Short task ▸ For each line below that includes the word "text", make a copy.

Entries taken from a collection ▸
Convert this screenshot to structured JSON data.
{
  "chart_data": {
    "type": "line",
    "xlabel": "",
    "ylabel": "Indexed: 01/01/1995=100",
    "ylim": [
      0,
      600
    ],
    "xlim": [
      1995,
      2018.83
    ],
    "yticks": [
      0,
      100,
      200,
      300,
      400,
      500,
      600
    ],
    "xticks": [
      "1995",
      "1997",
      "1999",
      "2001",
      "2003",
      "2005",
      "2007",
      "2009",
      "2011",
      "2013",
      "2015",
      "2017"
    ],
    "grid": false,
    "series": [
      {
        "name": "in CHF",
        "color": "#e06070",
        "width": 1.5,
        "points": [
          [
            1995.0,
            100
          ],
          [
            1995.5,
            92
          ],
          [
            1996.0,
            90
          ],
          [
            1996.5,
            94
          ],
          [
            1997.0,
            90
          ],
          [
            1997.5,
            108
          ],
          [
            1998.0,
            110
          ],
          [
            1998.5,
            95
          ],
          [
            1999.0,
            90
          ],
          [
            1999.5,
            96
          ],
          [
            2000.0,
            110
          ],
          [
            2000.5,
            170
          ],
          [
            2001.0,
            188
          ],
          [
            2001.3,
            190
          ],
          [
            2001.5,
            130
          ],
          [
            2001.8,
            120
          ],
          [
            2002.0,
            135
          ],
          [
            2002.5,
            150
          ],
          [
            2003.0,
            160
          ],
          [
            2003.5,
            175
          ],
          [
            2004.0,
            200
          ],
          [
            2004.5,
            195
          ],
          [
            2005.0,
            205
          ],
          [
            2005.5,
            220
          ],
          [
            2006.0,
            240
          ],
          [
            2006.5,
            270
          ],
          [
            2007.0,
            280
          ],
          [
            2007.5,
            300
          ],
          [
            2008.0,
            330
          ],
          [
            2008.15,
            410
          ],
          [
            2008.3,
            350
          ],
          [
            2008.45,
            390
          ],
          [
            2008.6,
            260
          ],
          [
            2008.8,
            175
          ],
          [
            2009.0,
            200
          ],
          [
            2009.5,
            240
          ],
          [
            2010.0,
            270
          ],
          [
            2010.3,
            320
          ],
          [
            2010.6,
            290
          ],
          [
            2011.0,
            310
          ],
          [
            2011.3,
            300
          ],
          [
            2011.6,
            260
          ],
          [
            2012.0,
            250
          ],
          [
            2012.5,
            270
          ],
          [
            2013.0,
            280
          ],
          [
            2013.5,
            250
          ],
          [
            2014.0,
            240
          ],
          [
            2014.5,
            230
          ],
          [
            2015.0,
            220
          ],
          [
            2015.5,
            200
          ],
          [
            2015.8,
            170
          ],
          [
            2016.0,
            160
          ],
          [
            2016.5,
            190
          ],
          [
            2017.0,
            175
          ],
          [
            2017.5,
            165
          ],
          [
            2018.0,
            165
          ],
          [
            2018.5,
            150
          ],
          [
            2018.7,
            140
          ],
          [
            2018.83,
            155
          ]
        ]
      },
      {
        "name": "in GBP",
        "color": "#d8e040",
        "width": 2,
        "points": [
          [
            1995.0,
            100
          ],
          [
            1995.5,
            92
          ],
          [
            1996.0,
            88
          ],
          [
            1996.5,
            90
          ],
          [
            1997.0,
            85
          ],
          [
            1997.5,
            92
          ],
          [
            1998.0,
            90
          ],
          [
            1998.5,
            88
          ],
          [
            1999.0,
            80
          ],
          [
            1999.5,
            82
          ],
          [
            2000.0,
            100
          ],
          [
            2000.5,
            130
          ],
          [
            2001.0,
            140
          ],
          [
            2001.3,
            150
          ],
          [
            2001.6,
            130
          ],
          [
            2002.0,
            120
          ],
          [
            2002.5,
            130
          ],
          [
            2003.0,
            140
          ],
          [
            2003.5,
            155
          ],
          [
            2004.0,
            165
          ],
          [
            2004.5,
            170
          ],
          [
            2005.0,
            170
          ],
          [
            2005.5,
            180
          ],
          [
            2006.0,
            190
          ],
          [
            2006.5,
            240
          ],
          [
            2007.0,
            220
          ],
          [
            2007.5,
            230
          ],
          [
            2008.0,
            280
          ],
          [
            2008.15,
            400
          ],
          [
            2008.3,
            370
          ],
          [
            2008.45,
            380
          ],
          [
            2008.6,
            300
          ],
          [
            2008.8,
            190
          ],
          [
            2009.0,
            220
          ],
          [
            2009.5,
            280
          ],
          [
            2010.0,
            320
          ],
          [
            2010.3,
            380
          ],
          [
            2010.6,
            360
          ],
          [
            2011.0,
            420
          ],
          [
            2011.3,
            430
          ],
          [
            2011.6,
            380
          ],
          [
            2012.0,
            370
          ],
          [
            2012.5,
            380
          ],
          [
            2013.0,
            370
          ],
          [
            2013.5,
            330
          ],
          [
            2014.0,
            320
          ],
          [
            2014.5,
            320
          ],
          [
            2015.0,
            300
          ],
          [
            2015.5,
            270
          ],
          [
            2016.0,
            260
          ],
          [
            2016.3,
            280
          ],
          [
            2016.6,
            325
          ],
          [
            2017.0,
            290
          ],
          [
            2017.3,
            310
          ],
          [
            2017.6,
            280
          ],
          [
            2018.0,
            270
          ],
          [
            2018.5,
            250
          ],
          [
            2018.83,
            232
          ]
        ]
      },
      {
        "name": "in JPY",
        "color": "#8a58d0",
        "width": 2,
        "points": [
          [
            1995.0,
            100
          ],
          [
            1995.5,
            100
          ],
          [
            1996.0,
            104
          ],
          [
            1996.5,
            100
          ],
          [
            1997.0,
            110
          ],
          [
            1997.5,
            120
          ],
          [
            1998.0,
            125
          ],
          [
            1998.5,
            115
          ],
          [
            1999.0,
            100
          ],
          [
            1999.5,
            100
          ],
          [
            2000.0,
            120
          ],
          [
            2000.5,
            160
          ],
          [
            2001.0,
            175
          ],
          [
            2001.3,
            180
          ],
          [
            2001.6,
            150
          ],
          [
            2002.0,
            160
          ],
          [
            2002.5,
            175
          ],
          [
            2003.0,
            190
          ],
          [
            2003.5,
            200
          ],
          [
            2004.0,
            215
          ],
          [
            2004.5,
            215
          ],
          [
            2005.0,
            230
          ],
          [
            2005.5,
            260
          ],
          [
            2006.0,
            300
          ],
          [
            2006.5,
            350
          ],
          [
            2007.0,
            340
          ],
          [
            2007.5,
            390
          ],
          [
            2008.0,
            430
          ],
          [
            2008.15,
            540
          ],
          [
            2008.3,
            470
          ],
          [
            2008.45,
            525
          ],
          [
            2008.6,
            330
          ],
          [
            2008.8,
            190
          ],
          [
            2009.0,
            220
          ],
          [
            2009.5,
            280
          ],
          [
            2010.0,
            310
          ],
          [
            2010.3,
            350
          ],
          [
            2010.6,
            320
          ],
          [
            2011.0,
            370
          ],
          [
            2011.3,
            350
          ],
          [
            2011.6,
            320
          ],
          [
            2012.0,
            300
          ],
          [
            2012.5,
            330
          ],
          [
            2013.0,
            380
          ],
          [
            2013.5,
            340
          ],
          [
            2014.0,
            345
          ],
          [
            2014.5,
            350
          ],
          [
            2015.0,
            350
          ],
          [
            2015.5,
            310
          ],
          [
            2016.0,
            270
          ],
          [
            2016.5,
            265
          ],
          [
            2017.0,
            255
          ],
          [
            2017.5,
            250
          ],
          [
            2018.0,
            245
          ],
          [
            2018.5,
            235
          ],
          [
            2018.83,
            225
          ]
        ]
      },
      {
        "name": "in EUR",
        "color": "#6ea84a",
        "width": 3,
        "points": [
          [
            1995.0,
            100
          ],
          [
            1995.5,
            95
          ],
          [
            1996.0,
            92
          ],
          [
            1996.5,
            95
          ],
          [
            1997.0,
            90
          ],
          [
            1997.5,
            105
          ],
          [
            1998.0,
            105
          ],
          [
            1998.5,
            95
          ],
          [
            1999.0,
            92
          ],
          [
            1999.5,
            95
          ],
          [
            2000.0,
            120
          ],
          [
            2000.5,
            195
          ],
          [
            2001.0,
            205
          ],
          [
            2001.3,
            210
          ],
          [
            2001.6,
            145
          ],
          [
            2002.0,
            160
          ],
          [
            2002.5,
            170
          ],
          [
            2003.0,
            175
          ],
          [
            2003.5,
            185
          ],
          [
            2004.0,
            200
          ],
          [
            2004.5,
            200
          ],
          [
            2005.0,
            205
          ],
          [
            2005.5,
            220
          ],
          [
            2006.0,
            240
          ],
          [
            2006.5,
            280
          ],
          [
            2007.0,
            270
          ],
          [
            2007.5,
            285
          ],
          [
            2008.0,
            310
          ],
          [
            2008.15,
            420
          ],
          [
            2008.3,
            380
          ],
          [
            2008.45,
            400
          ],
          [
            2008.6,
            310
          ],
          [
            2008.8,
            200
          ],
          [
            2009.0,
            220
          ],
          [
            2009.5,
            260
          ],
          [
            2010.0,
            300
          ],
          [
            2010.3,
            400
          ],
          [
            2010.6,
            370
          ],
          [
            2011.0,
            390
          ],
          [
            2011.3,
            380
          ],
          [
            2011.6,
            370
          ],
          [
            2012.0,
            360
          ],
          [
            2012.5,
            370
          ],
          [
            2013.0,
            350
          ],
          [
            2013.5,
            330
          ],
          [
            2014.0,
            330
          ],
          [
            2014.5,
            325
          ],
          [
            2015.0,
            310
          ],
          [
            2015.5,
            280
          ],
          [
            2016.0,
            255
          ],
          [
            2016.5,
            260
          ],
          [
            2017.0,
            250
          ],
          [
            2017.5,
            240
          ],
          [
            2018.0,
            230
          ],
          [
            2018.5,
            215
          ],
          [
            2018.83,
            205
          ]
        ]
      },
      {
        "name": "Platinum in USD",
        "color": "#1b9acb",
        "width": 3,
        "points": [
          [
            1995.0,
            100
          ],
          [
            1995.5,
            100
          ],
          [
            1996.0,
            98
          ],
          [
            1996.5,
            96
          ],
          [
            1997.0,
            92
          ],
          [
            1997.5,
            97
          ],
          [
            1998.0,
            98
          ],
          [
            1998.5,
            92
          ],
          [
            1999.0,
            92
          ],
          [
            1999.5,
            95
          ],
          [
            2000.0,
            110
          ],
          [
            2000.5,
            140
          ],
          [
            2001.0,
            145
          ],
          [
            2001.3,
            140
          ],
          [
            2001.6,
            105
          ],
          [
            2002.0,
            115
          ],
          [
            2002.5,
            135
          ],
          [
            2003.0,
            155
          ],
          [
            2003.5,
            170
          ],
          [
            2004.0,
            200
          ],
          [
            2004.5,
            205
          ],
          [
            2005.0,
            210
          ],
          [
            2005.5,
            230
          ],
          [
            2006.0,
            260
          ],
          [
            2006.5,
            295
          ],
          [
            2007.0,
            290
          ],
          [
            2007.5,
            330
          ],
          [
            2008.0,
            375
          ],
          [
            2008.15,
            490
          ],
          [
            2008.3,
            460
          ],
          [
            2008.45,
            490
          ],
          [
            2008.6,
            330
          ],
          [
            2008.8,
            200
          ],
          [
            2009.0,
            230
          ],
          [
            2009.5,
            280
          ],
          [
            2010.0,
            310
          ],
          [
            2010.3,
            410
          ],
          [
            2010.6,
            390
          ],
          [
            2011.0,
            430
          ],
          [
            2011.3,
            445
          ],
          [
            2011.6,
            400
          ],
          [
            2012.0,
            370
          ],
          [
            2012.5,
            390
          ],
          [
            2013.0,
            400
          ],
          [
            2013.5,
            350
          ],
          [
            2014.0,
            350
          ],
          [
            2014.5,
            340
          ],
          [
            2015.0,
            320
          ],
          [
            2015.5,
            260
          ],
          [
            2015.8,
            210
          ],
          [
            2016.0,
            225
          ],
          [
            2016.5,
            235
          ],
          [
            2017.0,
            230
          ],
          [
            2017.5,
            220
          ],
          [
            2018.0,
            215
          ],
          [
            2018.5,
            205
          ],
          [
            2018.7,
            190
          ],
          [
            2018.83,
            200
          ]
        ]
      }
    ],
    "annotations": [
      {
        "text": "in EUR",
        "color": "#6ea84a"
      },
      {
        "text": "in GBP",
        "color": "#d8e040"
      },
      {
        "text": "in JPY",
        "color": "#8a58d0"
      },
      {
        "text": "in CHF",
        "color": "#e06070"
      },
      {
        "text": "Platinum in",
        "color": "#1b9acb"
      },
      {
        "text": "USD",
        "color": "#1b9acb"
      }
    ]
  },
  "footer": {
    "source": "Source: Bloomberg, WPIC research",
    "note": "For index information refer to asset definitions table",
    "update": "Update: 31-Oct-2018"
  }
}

Answer for this exercise ▸
        "text": "in EUR",
        "text": "in GBP",
        "text": "in JPY",
        "text": "in CHF",
        "text": "Platinum in",
        "text": "USD",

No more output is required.